_The exercise_: Make an exact copy of all the data.

_Input data_:

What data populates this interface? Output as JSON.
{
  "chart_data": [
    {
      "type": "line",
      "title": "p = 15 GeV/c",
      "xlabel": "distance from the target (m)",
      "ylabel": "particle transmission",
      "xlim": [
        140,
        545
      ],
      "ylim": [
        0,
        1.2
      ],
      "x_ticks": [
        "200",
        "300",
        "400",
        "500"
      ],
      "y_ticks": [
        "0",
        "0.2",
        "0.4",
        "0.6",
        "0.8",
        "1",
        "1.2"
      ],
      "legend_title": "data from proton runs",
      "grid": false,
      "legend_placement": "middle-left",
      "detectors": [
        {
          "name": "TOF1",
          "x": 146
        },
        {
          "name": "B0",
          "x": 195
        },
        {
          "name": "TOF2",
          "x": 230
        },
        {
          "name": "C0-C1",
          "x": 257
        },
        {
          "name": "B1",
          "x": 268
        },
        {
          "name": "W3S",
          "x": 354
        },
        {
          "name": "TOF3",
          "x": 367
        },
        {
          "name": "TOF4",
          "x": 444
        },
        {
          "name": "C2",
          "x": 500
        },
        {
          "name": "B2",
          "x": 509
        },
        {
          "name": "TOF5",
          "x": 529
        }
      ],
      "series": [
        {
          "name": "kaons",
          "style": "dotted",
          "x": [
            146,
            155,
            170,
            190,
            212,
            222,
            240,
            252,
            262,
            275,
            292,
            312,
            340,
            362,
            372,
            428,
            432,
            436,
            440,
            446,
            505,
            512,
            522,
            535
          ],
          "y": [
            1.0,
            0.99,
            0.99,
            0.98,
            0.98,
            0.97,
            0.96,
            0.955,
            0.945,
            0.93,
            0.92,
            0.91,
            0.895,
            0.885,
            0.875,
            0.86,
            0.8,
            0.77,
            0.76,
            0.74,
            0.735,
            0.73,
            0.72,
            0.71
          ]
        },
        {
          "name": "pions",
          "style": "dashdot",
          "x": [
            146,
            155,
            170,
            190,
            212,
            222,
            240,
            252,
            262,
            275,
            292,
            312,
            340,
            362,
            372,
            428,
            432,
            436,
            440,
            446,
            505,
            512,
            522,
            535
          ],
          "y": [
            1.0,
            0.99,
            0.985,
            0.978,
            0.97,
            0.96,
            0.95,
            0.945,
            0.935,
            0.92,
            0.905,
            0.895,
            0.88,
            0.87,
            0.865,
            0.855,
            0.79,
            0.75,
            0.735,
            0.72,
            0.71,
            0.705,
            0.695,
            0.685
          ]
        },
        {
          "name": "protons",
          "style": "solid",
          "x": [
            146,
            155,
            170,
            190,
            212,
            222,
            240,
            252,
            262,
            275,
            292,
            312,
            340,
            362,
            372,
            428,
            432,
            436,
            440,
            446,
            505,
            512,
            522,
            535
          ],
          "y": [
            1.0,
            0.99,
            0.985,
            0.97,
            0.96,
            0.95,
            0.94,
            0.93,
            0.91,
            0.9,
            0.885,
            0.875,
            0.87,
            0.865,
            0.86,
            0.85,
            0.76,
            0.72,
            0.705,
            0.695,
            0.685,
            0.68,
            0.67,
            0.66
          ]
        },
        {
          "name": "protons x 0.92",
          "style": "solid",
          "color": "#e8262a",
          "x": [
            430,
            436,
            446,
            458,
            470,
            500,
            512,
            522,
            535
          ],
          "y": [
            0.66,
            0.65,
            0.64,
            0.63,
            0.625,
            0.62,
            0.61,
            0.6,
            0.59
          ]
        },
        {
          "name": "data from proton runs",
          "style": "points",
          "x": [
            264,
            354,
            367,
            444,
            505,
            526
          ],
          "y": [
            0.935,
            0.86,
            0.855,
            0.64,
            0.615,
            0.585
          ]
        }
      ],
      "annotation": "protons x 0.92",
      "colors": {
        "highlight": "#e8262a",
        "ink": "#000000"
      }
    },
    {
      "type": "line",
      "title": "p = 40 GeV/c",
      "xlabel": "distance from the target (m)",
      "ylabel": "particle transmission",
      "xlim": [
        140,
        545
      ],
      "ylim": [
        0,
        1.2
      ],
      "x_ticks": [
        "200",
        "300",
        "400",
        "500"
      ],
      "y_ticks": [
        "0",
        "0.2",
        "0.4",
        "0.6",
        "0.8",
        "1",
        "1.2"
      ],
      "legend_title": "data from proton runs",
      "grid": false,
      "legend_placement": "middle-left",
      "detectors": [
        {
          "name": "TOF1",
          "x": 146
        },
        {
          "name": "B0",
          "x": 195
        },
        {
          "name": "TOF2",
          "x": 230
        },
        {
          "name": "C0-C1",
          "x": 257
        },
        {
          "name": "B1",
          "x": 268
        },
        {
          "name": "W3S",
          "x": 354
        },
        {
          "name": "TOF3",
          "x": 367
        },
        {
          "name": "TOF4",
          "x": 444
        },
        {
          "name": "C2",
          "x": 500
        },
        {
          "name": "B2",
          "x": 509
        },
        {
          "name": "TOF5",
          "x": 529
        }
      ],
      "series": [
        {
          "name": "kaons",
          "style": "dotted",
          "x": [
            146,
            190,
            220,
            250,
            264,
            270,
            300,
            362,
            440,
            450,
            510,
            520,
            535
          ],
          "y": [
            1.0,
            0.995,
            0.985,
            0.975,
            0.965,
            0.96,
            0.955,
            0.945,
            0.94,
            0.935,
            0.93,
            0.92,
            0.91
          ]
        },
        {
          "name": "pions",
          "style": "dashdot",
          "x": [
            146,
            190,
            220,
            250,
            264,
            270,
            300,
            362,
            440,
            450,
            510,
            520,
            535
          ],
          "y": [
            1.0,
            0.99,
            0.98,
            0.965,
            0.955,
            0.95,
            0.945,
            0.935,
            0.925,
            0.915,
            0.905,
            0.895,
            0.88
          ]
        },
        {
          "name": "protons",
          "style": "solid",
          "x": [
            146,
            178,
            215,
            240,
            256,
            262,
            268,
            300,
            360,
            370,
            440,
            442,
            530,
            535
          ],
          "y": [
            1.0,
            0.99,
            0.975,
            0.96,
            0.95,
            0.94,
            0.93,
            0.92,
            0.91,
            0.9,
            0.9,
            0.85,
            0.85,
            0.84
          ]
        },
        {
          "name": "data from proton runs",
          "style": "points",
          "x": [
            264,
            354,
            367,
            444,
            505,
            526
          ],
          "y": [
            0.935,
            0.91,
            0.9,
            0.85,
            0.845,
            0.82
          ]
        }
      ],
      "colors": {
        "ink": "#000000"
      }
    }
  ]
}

_Exercise response_:
What data populates this interface? Output as JSON.
{
  "chart_data": [
    {
      "type": "line",
      "title": "p = 15 GeV/c",
      "xlabel": "distance from the target (m)",
      "ylabel": "particle transmission",
      "xlim": [
        140,
        545
      ],
      "ylim": [
        0,
        1.2
      ],
      "x_ticks": [
        "200",
        "300",
        "400",
        "500"
      ],
      "y_ticks": [
        "0",
        "0.2",
        "0.4",
        "0.6",
        "0.8",
        "1",
        "1.2"
      ],
      "legend_title": "data from proton runs",
      "grid": false,
      "legend_placement": "middle-left",
      "detectors": [
        {
          "name": "TOF1",
          "x": 146
        },
        {
          "name": "B0",
          "x": 195
        },
        {
          "name": "TOF2",
          "x": 230
        },
        {
          "name": "C0-C1",
          "x": 257
        },
        {
          "name": "B1",
          "x": 268
        },
        {
          "name": "W3S",
          "x": 354
        },
        {
          "name": "TOF3",
          "x": 367
        },
        {
          "name": "TOF4",
          "x": 444
        },
        {
          "name": "C2",
          "x": 500
        },
        {
          "name": "B2",
          "x": 509
        },
        {
          "name": "TOF5",
          "x": 529
        }
      ],
      "series": [
        {
          "name": "kaons",
          "style": "dotted",
          "x": [
            146,
            155,
            170,
            190,
            212,
            222,
            240,
            252,
            262,
            275,
            292,
            312,
            340,
            362,
            372,
            428,
            432,
            436,
            440,
            446,
            505,
            512,
            522,
            535
          ],
          "y": [
            1.0,
            0.99,
            0.99,
            0.98,
            0.98,
            0.97,
            0.96,
            0.955,
            0.945,
            0.93,
            0.92,
            0.91,
            0.895,
            0.885,
            0.875,
            0.86,
            0.8,
            0.77,
            0.76,
            0.74,
            0.735,
            0.73,
            0.72,
            0.71
          ]
        },
        {
          "name": "pions",
          "style": "dashdot",
          "x": [
            146,
            155,
            170,
            190,
            212,
            222,
            240,
            252,
            262,
            275,
            292,
            312,
            340,
            362,
            372,
            428,
            432,
            436,
            440,
            446,
            505,
            512,
            522,
            535
          ],
          "y": [
            1.0,
            0.99,
            0.985,
            0.978,
            0.97,
            0.96,
            0.95,
            0.945,
            0.935,
            0.92,
            0.905,
            0.895,
            0.88,
            0.87,
            0.865,
            0.855,
            0.79,
            0.75,
            0.735,
            0.72,
            0.71,
            0.705,
            0.695,
            0.685
          ]
        },
        {
          "name": "protons",
          "style": "solid",
          "x": [
            146,
            155,
            170,
            190,
            212,
            222,
            240,
            252,
            262,
            275,
            292,
            312,
            340,
            362,
            372,
            428,
            432,
            436,
            440,
            446,
            505,
            512,
            522,
            535
          ],
          "y": [
            1.0,
            0.99,
            0.985,
            0.97,
            0.96,
            0.95,
            0.94,
            0.93,
            0.91,
            0.9,
            0.885,
            0.875,
            0.87,
            0.865,
            0.86,
            0.85,
            0.76,
            0.72,
            0.705,
            0.695,
            0.685,
            0.68,
            0.67,
            0.66
          ]
        },
        {
          "name": "protons x 0.92",
          "style": "solid",
          "color": "#e8262a",
          "x": [
            430,
            436,
            446,
            458,
            470,
            500,
            512,
            522,
            535
          ],
          "y": [
            0.66,
            0.65,
            0.64,
            0.63,
            0.625,
            0.62,
            0.61,
            0.6,
            0.59
          ]
        },
        {
          "name": "data from proton runs",
          "style": "points",
          "x": [
            264,
            354,
            367,
            444,
            505,
            526
          ],
          "y": [
            0.935,
            0.86,
            0.855,
            0.64,
            0.615,
            0.585
          ]
        }
      ],
      "annotation": "protons x 0.92",
      "colors": {
        "highlight": "#e8262a",
        "ink": "#000000"
      }
    },
    {
      "type": "line",
      "title": "p = 40 GeV/c",
      "xlabel": "distance from the target (m)",
      "ylabel": "particle transmission",
      "xlim": [
        140,
        545
      ],
      "ylim": [
        0,
        1.2
      ],
      "x_ticks": [
        "200",
        "300",
        "400",
        "500"
      ],
      "y_ticks": [
        "0",
        "0.2",
        "0.4",
        "0.6",
        "0.8",
        "1",
        "1.2"
      ],
      "legend_title": "data from proton runs",
      "grid": false,
      "legend_placement": "middle-left",
      "detectors": [
        {
          "name": "TOF1",
          "x": 146
        },
        {
          "name": "B0",
          "x": 195
        },
        {
          "name": "TOF2",
          "x": 230
        },
        {
          "name": "C0-C1",
          "x": 257
        },
        {
          "name": "B1",
          "x": 268
        },
        {
          "name": "W3S",
          "x": 354
        },
        {
          "name": "TOF3",
          "x": 367
        },
        {
          "name": "TOF4",
          "x": 444
        },
        {
          "name": "C2",
          "x": 500
        },
        {
          "name": "B2",
          "x": 509
        },
        {
          "name": "TOF5",
          "x": 529
        }
      ],
      "series": [
        {
          "name": "kaons",
          "style": "dotted",
          "x": [
            146,
            190,
            220,
            250,
            264,
            270,
            300,
            362,
            440,
            450,
            510,
            520,
            535
          ],
          "y": [
            1.0,
            0.995,
            0.985,
            0.975,
            0.965,
            0.96,
            0.955,
            0.945,
            0.94,
            0.935,
            0.93,
            0.92,
            0.91
          ]
        },
        {
          "name": "pions",
          "style": "dashdot",
          "x": [
            146,
            190,
            220,
            250,
            264,
            270,
            300,
            362,
            440,
            450,
            510,
            520,
            535
          ],
          "y": [
            1.0,
            0.99,
            0.98,
            0.965,
            0.955,
            0.95,
            0.945,
            0.935,
            0.925,
            0.915,
            0.905,
            0.895,
            0.88
          ]
        },
        {
          "name": "protons",
          "style": "solid",
          "x": [
            146,
            178,
            215,
            240,
            256,
            262,
            268,
            300,
            360,
            370,
            440,
            442,
            530,
            535
          ],
          "y": [
            1.0,
            0.99,
            0.975,
            0.96,
            0.95,
            0.94,
            0.93,
            0.92,
            0.91,
            0.9,
            0.9,
            0.85,
            0.85,
            0.84
          ]
        },
        {
          "name": "data from proton runs",
          "style": "points",
          "x": [
            264,
            354,
            367,
            444,
            505,
            526
          ],
          "y": [
            0.935,
            0.91,
            0.9,
            0.85,
            0.845,
            0.82
          ]
        }
      ],
      "colors": {
        "ink": "#000000"
      }
    }
  ]
}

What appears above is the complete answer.